_TASK STATEMENT_: Quote the listing in full, exactly as given, minus any pictures.

_RECORDS_:
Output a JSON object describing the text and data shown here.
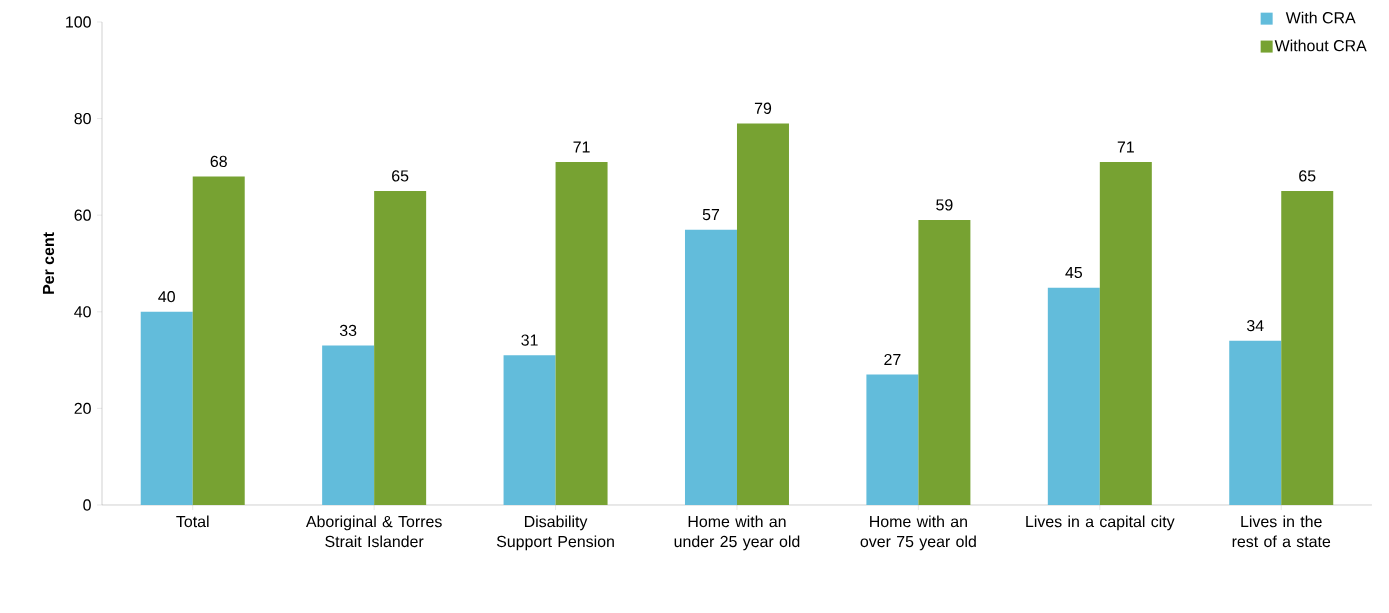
{
  "chart_data": {
    "type": "bar",
    "ylabel": "Per cent",
    "categories": [
      "Total",
      "Aboriginal & Torres Strait Islander",
      "Disability Support Pension",
      "Home with an under 25 year old",
      "Home with an over 75 year old",
      "Lives in a capital city",
      "Lives in the rest of a state"
    ],
    "series": [
      {
        "name": "With CRA",
        "color": "#62bcdb",
        "values": [
          40,
          33,
          31,
          57,
          27,
          45,
          34
        ]
      },
      {
        "name": "Without CRA",
        "color": "#77a232",
        "values": [
          68,
          65,
          71,
          79,
          59,
          71,
          65
        ]
      }
    ],
    "ylim": [
      0,
      100
    ],
    "yticks": [
      0,
      20,
      40,
      60,
      80,
      100
    ],
    "data_labels": true,
    "legend": "top right"
  }
}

_OUTPUT FOR THIS EXERCISE_:
Output a JSON object describing the text and data shown here.
{
  "chart_data": {
    "type": "bar",
    "ylabel": "Per cent",
    "categories": [
      "Total",
      "Aboriginal & Torres Strait Islander",
      "Disability Support Pension",
      "Home with an under 25 year old",
      "Home with an over 75 year old",
      "Lives in a capital city",
      "Lives in the rest of a state"
    ],
    "series": [
      {
        "name": "With CRA",
        "color": "#62bcdb",
        "values": [
          40,
          33,
          31,
          57,
          27,
          45,
          34
        ]
      },
      {
        "name": "Without CRA",
        "color": "#77a232",
        "values": [
          68,
          65,
          71,
          79,
          59,
          71,
          65
        ]
      }
    ],
    "ylim": [
      0,
      100
    ],
    "yticks": [
      0,
      20,
      40,
      60,
      80,
      100
    ],
    "data_labels": true,
    "legend": "top right"
  }
}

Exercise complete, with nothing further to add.